* **Extrait choisi**:
---
Tendus, les six hommes en noir. Il faut dire que cet après-midi, sur la scène du 3 Casino, ils vont jouer pour la première fois en public Carnets de notes. Et histoire de corser les choses, c’est un public exclusivement composé d’élèves du CP au CM2 qui occupe à ras bord les 260 fauteuils. Serge Desautels a beau dire, après coup : « le jeune public, on a l’habitude, on sait gérer », il n’empêche que ce n’est pas simple. Ils ont une heure pour convaincre, pour plaire et pour charmer à grands coups de cor, de trombone, de trompettes et de tuba. Sur la musique du Clan des Siciliens, ils interpellent : « Gino ! Gepetto ! Pinocchio ! » Le ton est donné, les enfants démarrent au quart de tour.

On franchit allègrement les époques et les styles, du baroque d’Henry Purcell (Marche pour les funérailles de la reine, 1694) au Popcorn de Hot Butter (1972). Puis arrive une Marseillaise figée (reprise en chœur par les enfants), qui dérape soudain sur « On est les champions » et plonge la salle dans une ambiance Stade de France. Dans la foulée, la 7ème symphonie de Beethoven (1813) est accompagnée en rythme par des battements de mains. Sur scène, le spectacle est permanent : deux musiciens jouent d’une seule trompette les yeux fermés, des flammes s’échappent des baguettes du batteur, et une batte de base-ball de trois mètres de long est lentement extraite du pavillon d’un tuba, dans le plus pur style Tex Avery.

L’immense cor des Alpes, près de quatre mètres, fait son apparition pour interpréter le dialogue musical avec les extra-terrestres dans Rencontres du troisième type. Un peu plus tard, le même instrument, manié par Serge Desautels, servira à redonner vie à Oxygène, de Jean-Michel Jarre, dans une mise en scène stupéfiante : le grand cor s’élève lentement et tourne, de plus en plus vite, comme une fronde démesurée. Ce n’est qu’à l’issue du spectacle, en répondant aux questions des enfants, que Serge dévoilera le mystère : « le cor est en fibre de carbone, il est très léger, sinon je ne pourrais jamais tourner en le tenant à bout de bras... »
---
* **Informations fournies**:
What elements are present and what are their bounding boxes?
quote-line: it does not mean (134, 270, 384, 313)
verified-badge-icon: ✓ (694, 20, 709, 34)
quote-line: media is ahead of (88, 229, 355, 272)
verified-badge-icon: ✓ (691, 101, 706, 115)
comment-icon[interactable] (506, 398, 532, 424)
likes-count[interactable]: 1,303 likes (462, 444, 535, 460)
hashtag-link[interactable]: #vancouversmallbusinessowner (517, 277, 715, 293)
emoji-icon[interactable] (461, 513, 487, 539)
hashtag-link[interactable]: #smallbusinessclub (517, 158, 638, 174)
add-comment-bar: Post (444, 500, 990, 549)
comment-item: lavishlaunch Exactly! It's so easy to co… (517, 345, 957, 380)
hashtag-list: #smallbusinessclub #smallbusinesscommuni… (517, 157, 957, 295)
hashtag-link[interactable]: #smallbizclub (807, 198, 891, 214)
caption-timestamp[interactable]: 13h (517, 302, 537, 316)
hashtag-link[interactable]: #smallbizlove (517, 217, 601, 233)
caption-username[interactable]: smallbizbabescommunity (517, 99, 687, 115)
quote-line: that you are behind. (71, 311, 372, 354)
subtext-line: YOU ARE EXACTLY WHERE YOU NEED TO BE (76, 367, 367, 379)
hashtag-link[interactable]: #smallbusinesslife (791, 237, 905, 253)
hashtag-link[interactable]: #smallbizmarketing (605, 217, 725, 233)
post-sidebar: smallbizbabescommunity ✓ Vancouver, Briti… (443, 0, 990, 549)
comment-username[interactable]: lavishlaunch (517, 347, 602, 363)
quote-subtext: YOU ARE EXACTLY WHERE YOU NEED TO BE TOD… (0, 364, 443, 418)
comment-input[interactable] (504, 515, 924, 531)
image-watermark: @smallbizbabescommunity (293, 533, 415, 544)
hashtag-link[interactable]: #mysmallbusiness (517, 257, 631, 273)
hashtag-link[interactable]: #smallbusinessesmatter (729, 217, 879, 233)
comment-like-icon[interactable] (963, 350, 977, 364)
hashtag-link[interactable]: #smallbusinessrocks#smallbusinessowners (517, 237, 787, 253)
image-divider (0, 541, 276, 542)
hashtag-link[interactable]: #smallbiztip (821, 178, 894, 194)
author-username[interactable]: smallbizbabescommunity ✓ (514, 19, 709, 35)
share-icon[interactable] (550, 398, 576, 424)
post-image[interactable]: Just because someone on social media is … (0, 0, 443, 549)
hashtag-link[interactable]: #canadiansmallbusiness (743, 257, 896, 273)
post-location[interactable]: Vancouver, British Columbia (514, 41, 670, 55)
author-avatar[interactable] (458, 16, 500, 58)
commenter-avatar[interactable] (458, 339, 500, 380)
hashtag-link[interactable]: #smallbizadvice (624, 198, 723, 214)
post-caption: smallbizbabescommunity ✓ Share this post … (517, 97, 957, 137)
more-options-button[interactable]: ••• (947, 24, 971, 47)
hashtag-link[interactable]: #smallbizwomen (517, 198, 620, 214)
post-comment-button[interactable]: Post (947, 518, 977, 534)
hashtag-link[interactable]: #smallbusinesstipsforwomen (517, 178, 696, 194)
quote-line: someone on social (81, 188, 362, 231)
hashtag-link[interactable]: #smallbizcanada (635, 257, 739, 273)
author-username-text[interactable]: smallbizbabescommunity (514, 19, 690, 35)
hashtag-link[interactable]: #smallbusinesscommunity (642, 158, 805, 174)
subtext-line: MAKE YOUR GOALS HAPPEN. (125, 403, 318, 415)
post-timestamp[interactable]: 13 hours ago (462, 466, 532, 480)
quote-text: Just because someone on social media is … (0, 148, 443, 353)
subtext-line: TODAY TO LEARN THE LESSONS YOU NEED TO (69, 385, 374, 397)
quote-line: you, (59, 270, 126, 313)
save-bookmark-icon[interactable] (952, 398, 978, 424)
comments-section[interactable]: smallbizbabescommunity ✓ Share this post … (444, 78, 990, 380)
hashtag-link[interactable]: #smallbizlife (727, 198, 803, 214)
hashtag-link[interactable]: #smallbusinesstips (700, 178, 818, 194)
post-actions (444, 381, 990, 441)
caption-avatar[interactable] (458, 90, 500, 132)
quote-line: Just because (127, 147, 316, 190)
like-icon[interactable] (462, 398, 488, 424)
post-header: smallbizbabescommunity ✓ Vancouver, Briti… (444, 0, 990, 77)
---
* **Consigne écrite**:
Poursuivez l'article sur le concert de cuivres donné devant les écoliers au 3 Casino, à partir de la fin de sa dernière phrase.

* **Résultat obtenu**:
Les petits veulent tout savoir : « Combien de temps avez-vous préparé le spectacle ? » « Environ six mois, deux fois par jour. C’est comme quand vous apprenez une poésie par cœur, au début vous hésitez, à la fin ça vient tout seul ». « Comment vous faites pour faire sortir la fumée ? » « Monsieur, j’ai reconnu Mission Impossible ! » Pour le batteur Denis Martins, « avec le jeune public, notre jeu de scène est différent. Ça nous permet aussi de rôder le spectacle, de voir là où ça réagit. » Serge Desautels confirme : « Les enfants entendent de la musique toute la journée, à la radio, à la télé. Mais ils connaissent mal les instruments, il ne savent pas les nommer. On fait aussi des journées d’initiation pour qu’ils touchent les instruments, qu’ils comprennent comment ça marche. » Au pied de la scène, une petite fille interpelle le musicien : « Monsieur, c’était trop bien ! »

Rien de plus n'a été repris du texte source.